Note how many lines contain "serta" and give that number, with nothing else.

**Records:**
------------------------------------------------------------------------

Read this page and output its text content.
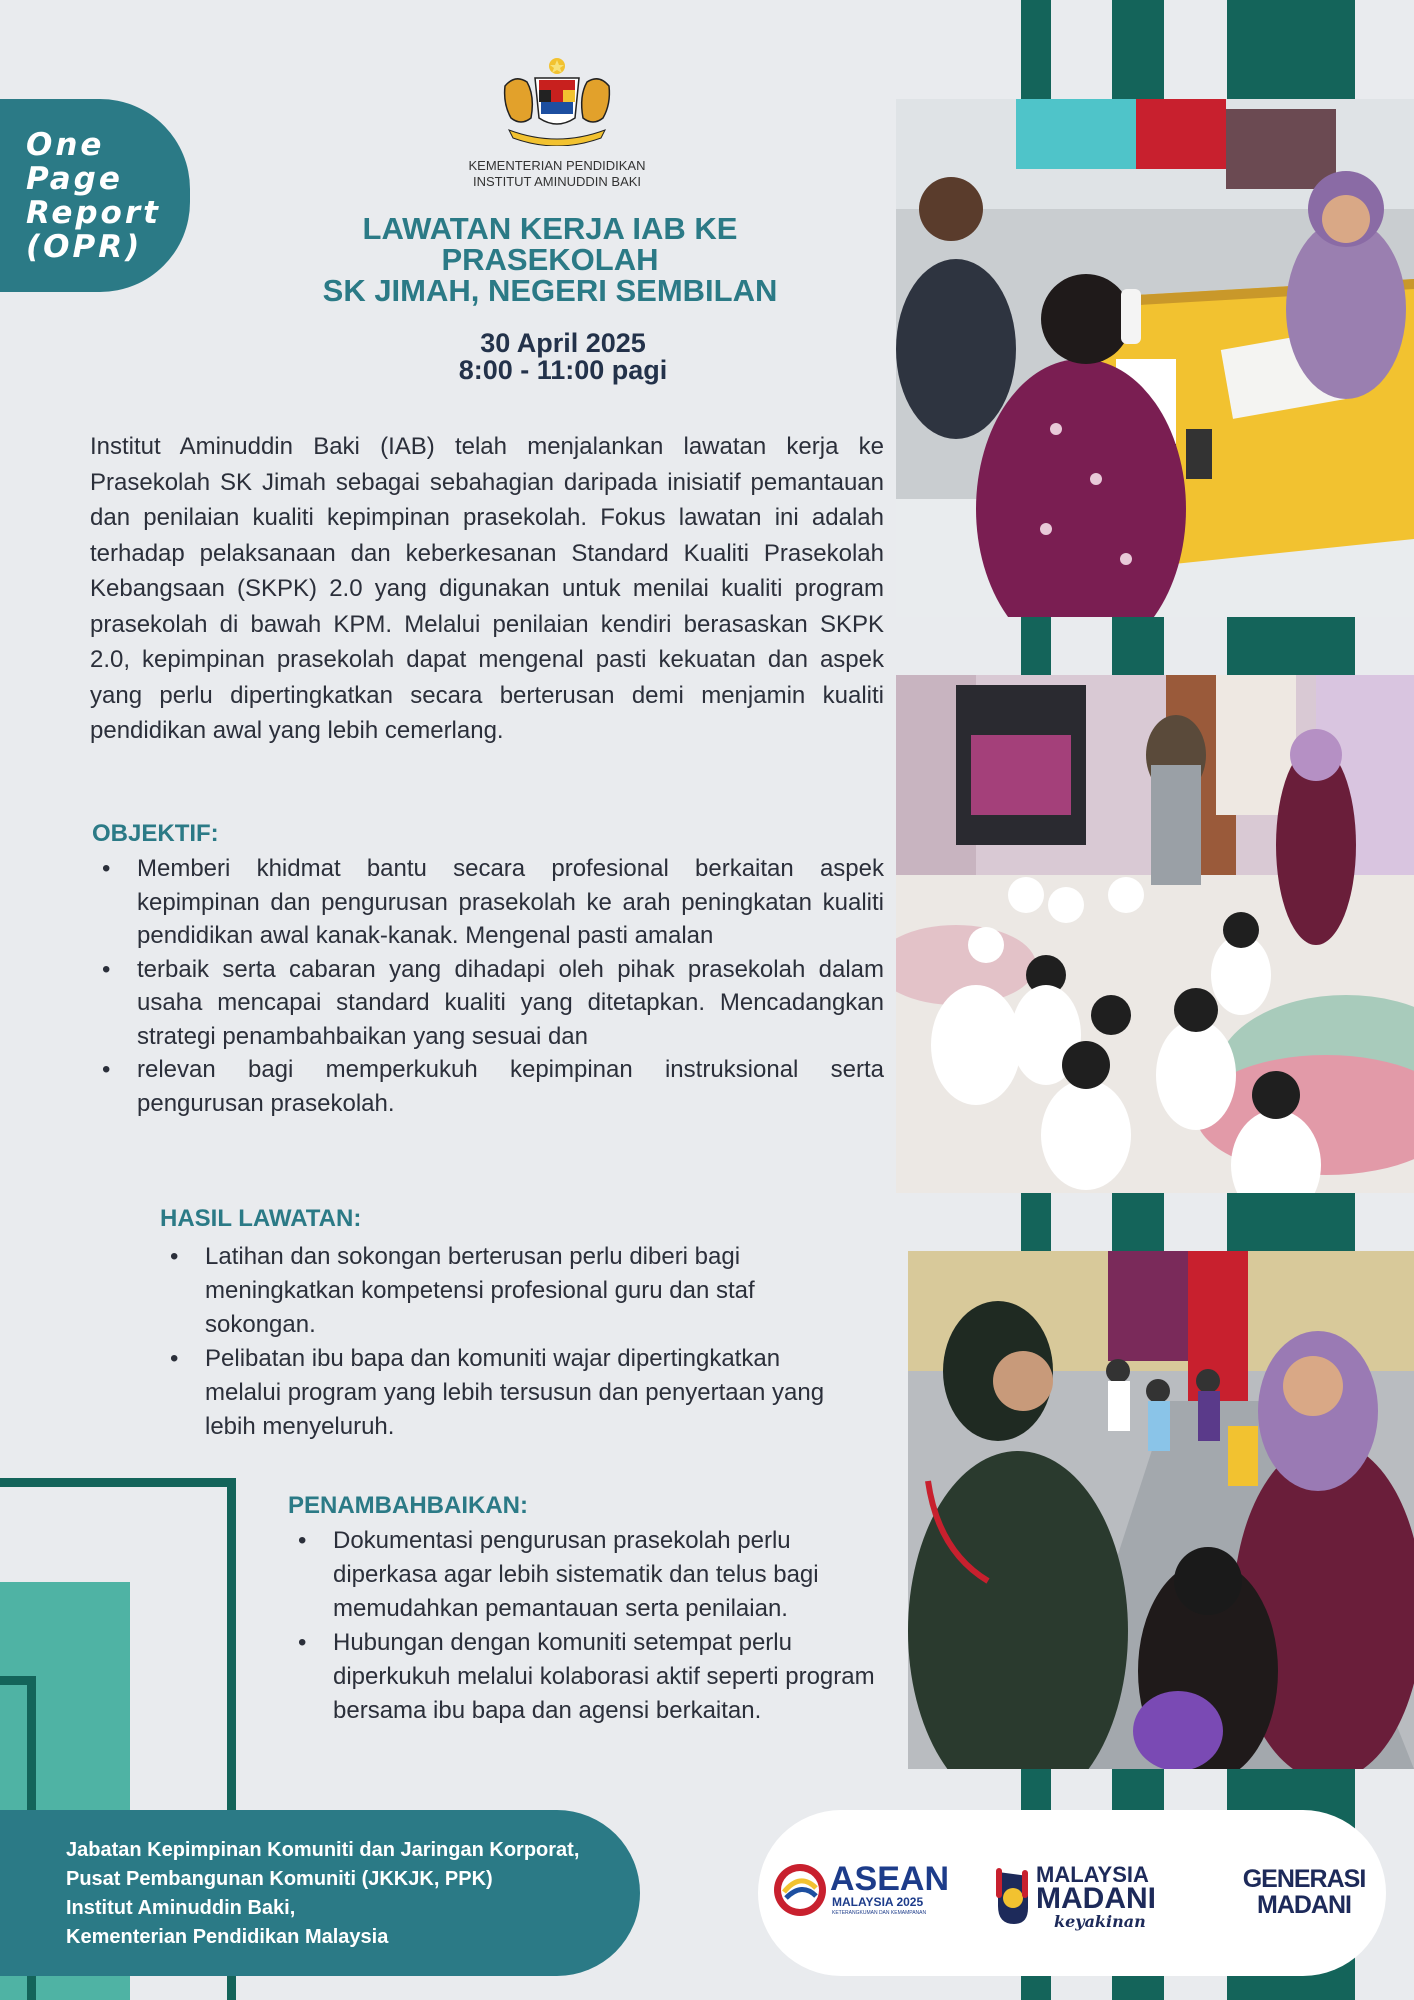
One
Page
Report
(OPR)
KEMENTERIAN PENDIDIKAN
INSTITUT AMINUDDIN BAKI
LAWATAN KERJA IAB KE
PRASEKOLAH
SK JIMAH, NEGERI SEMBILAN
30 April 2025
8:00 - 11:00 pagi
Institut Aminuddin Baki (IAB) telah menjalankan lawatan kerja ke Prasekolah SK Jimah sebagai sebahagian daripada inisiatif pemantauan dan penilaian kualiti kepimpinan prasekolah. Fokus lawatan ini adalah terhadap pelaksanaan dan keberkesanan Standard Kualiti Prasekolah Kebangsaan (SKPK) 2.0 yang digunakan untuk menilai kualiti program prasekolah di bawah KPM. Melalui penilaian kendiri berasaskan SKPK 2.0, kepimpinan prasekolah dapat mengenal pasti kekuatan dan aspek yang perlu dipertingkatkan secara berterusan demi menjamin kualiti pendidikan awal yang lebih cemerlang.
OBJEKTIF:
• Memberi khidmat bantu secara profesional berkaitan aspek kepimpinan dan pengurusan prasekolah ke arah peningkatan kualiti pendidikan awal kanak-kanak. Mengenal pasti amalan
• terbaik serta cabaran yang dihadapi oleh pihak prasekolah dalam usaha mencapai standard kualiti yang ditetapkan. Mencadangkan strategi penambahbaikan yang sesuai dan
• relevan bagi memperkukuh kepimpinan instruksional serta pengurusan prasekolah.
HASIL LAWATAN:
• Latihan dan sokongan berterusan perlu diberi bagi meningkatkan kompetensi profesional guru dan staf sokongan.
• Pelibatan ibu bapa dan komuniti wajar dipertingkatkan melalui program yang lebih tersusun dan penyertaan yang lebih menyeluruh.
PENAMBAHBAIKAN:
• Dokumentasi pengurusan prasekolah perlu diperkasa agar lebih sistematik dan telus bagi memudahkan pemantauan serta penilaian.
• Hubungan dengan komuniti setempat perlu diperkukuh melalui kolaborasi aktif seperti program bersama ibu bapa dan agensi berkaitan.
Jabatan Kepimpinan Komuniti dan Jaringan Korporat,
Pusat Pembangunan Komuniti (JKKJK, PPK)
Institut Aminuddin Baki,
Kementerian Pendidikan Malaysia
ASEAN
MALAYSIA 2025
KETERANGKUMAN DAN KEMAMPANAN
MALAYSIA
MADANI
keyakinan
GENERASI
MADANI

------------------------------------------------------------------------

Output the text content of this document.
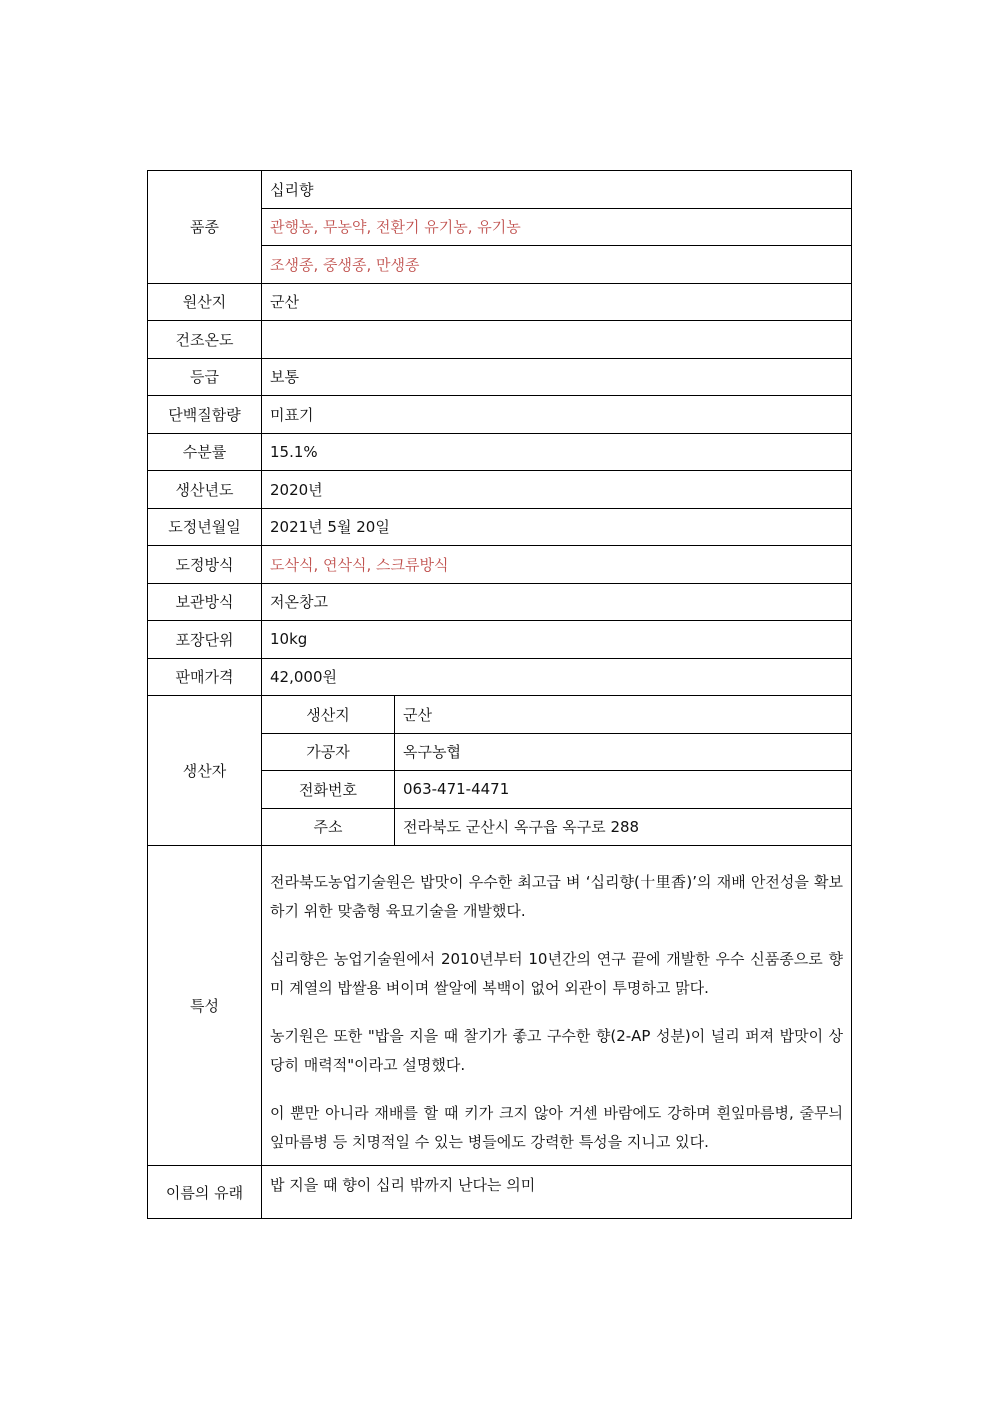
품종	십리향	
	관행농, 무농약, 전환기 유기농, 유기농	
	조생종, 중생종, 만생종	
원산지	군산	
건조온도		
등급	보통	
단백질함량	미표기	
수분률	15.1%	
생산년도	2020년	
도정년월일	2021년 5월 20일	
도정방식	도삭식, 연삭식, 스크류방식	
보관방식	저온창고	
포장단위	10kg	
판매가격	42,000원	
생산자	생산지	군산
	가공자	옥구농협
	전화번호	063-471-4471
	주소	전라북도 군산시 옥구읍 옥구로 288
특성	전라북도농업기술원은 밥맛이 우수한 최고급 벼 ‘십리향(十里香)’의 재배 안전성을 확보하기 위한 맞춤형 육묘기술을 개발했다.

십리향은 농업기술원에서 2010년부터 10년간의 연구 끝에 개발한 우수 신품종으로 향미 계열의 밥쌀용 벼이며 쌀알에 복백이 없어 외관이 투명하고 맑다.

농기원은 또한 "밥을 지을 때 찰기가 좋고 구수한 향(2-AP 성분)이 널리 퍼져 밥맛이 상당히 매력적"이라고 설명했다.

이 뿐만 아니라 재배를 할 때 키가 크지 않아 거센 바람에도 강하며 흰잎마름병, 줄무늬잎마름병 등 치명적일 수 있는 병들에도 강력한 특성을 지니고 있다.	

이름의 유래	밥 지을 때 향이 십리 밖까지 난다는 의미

------------------------------------------------------------------------

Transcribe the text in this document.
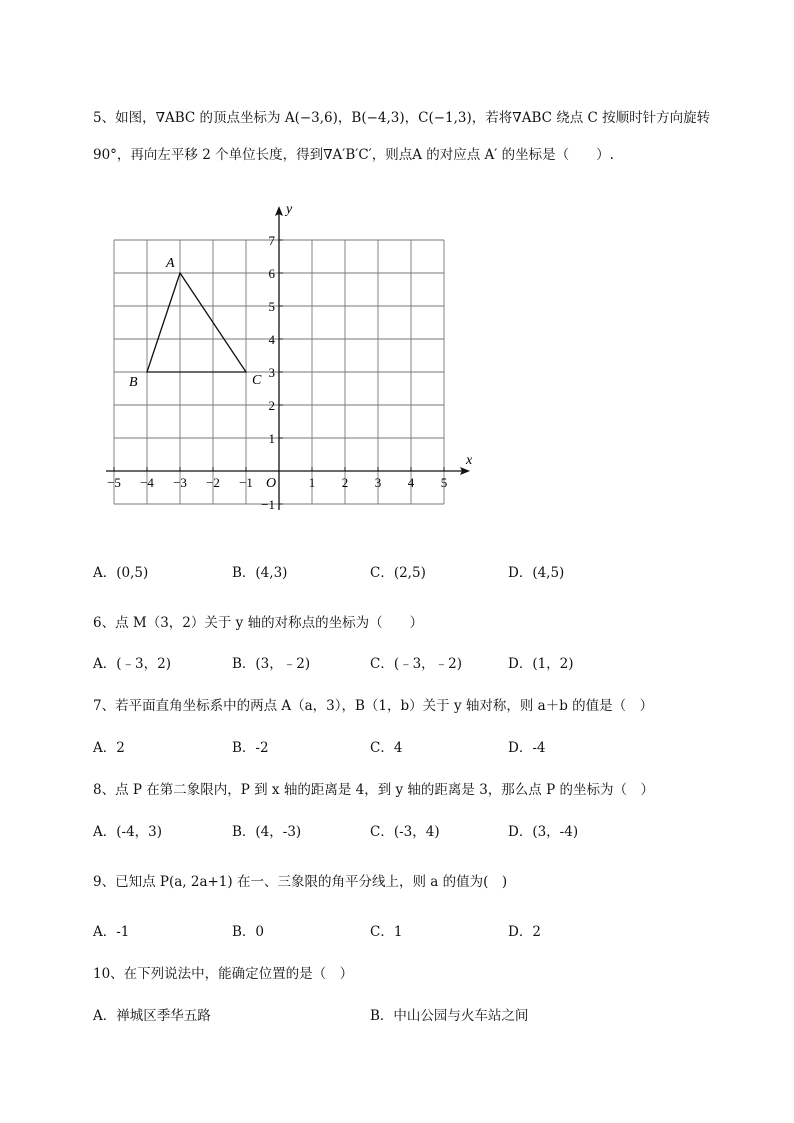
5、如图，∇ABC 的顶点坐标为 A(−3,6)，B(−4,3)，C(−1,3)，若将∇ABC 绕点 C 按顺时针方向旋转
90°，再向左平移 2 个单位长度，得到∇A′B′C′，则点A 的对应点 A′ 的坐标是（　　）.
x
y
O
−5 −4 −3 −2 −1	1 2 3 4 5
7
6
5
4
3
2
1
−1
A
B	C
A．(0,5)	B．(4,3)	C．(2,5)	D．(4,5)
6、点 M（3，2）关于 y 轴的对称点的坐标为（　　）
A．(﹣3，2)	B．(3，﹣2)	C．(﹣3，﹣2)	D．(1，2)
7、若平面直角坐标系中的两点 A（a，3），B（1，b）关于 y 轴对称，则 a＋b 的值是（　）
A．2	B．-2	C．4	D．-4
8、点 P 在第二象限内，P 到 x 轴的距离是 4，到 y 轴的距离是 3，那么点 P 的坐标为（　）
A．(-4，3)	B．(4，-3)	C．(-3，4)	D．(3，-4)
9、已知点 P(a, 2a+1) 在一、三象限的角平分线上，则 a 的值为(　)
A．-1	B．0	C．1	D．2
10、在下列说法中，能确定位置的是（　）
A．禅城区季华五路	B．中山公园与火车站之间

------------------------------------------------------------------------

**The answer:** 3